(Records from a collection of figures)
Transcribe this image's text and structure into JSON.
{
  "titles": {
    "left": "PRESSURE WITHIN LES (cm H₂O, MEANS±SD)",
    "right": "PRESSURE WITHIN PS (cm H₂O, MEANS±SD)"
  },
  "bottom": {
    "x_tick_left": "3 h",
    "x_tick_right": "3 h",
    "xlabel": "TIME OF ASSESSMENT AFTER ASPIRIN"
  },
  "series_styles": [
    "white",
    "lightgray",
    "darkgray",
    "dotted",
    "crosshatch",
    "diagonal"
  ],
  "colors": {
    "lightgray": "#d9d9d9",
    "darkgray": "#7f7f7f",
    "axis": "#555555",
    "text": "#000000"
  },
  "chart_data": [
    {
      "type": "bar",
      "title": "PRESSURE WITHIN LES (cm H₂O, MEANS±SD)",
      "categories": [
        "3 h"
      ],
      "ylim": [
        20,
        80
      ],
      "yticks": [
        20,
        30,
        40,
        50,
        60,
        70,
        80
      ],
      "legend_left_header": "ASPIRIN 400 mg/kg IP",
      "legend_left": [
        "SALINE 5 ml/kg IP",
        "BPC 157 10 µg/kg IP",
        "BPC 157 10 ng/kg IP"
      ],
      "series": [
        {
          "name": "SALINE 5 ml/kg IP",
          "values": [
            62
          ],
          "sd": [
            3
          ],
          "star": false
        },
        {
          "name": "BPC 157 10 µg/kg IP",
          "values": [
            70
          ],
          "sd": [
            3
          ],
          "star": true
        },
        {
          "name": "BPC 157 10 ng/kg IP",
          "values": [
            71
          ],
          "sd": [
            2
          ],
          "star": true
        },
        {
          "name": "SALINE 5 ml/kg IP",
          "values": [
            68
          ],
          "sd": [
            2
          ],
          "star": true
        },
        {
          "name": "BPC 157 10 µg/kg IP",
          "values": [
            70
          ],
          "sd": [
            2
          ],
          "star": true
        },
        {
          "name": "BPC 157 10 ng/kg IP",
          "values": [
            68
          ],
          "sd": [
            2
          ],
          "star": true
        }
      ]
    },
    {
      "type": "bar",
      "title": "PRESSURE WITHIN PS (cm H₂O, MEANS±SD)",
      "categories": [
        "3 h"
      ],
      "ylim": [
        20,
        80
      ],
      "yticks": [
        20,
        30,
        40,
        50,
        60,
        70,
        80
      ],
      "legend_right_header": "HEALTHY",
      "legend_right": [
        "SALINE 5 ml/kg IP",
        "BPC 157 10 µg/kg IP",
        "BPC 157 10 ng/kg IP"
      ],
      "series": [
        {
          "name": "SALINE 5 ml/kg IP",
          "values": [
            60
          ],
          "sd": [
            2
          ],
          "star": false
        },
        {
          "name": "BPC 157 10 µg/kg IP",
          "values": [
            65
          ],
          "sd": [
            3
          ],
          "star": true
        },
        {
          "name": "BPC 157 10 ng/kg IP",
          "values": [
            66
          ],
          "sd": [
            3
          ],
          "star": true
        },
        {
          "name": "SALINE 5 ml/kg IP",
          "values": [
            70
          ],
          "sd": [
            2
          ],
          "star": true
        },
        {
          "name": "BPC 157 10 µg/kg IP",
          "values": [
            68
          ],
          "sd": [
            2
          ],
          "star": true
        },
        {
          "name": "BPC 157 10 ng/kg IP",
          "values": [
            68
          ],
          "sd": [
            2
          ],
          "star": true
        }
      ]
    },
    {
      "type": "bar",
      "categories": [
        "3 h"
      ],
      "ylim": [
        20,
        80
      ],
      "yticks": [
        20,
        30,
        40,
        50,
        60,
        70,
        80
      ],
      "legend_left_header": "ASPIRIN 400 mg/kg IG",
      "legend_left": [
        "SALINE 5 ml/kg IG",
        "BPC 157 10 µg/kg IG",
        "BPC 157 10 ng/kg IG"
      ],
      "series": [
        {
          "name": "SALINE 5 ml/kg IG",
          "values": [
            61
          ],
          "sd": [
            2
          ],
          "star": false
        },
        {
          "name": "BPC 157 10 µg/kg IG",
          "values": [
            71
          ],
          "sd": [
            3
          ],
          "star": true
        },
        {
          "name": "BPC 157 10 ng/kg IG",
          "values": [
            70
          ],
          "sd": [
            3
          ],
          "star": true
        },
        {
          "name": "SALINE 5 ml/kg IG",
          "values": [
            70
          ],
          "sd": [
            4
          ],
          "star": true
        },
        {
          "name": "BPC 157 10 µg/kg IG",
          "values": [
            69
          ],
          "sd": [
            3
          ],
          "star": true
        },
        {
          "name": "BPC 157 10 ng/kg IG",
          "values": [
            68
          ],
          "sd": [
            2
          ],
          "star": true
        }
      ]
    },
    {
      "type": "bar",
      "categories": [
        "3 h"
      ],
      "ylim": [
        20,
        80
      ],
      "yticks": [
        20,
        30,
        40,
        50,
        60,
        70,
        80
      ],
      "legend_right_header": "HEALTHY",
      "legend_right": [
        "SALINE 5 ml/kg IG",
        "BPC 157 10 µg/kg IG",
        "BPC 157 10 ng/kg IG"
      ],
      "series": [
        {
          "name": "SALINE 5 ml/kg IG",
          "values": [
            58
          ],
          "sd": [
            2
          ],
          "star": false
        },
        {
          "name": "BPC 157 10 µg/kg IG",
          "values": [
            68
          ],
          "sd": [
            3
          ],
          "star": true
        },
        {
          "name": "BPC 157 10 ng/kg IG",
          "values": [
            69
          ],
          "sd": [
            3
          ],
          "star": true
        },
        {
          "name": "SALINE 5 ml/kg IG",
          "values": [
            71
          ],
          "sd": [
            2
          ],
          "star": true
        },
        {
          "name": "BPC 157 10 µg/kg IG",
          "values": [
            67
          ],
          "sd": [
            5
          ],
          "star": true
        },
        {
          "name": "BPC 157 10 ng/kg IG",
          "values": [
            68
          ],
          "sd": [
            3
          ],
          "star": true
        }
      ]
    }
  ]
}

What to produce:
Report all lines of the material that contain the word "text".

Solved exercise:
Transcribe this image's text and structure into JSON.
    "text": "#000000"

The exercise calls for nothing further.